## start Supplied material

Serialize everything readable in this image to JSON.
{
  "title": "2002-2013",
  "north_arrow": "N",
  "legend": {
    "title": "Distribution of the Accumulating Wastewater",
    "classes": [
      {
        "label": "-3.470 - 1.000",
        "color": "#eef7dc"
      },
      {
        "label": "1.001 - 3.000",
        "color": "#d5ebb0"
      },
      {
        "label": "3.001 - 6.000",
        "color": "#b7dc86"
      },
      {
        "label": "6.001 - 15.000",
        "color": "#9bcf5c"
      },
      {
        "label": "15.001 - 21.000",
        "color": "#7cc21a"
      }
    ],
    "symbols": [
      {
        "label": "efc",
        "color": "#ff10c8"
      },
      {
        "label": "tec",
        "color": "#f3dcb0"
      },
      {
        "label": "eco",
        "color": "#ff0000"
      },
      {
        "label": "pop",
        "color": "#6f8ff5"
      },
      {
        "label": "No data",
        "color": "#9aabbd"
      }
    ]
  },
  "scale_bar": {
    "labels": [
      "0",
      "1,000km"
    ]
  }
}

## end Supplied material

→ Problem details
Repeat the entries shown above, every one, word for word.

→ Finished answer
Serialize everything readable in this image to JSON.
{
  "title": "2002-2013",
  "north_arrow": "N",
  "legend": {
    "title": "Distribution of the Accumulating Wastewater",
    "classes": [
      {
        "label": "-3.470 - 1.000",
        "color": "#eef7dc"
      },
      {
        "label": "1.001 - 3.000",
        "color": "#d5ebb0"
      },
      {
        "label": "3.001 - 6.000",
        "color": "#b7dc86"
      },
      {
        "label": "6.001 - 15.000",
        "color": "#9bcf5c"
      },
      {
        "label": "15.001 - 21.000",
        "color": "#7cc21a"
      }
    ],
    "symbols": [
      {
        "label": "efc",
        "color": "#ff10c8"
      },
      {
        "label": "tec",
        "color": "#f3dcb0"
      },
      {
        "label": "eco",
        "color": "#ff0000"
      },
      {
        "label": "pop",
        "color": "#6f8ff5"
      },
      {
        "label": "No data",
        "color": "#9aabbd"
      }
    ]
  },
  "scale_bar": {
    "labels": [
      "0",
      "1,000km"
    ]
  }
}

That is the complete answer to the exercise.